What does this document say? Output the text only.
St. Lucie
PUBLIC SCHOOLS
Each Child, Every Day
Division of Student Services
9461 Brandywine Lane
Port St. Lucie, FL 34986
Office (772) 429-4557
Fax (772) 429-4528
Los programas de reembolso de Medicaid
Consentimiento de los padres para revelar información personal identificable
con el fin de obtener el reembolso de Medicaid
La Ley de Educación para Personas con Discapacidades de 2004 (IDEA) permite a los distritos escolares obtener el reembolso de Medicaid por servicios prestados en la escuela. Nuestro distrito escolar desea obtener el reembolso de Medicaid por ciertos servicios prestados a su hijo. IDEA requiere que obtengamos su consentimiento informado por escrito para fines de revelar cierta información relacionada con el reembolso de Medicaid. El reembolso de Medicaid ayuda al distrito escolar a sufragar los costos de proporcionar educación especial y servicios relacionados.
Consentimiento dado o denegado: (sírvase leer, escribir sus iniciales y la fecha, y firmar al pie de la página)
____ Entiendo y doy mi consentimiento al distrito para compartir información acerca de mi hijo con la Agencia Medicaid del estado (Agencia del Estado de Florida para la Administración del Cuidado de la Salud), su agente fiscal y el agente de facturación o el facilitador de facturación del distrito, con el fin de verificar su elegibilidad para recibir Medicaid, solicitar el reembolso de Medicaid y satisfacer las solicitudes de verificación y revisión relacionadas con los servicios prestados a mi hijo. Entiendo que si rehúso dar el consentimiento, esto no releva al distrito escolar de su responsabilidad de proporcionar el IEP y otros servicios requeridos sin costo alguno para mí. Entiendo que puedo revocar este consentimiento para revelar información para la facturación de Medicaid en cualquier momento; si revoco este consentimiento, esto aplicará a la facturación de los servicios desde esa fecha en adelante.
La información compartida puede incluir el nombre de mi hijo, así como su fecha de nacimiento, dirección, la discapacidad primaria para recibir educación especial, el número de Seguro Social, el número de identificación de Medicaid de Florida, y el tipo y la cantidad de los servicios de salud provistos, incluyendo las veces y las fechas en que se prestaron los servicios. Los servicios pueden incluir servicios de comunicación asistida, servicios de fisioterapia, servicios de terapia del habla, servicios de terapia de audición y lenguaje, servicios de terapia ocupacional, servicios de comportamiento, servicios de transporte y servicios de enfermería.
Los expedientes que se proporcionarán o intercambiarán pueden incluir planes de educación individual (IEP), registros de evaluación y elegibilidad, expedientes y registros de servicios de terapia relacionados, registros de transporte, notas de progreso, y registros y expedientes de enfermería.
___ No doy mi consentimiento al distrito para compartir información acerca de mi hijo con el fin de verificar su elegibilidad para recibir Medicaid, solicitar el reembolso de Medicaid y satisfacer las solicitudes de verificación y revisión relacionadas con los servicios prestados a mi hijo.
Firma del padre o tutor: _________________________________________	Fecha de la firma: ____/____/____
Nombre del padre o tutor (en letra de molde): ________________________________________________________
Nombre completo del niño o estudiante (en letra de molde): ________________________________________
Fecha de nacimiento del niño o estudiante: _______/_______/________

--- --- ---

YOUR TASK ▸ Copy each line above that contains the string "especial".

WORKED SOLUTION ▸
La Ley de Educación para Personas con Discapacidades de 2004 (IDEA) permite a los distritos escolares obtener el reembolso de Medicaid por servicios prestados en la escuela. Nuestro distrito escolar desea obtener el reembolso de Medicaid por ciertos servicios prestados a su hijo. IDEA requiere que obtengamos su consentimiento informado por escrito para fines de revelar cierta información relacionada con el reembolso de Medicaid. El reembolso de Medicaid ayuda al distrito escolar a sufragar los costos de proporcionar educación especial y servicios relacionados.
La información compartida puede incluir el nombre de mi hijo, así como su fecha de nacimiento, dirección, la discapacidad primaria para recibir educación especial, el número de Seguro Social, el número de identificación de Medicaid de Florida, y el tipo y la cantidad de los servicios de salud provistos, incluyendo las veces y las fechas en que se prestaron los servicios. Los servicios pueden incluir servicios de comunicación asistida, servicios de fisioterapia, servicios de terapia del habla, servicios de terapia de audición y lenguaje, servicios de terapia ocupacional, servicios de comportamiento, servicios de transporte y servicios de enfermería.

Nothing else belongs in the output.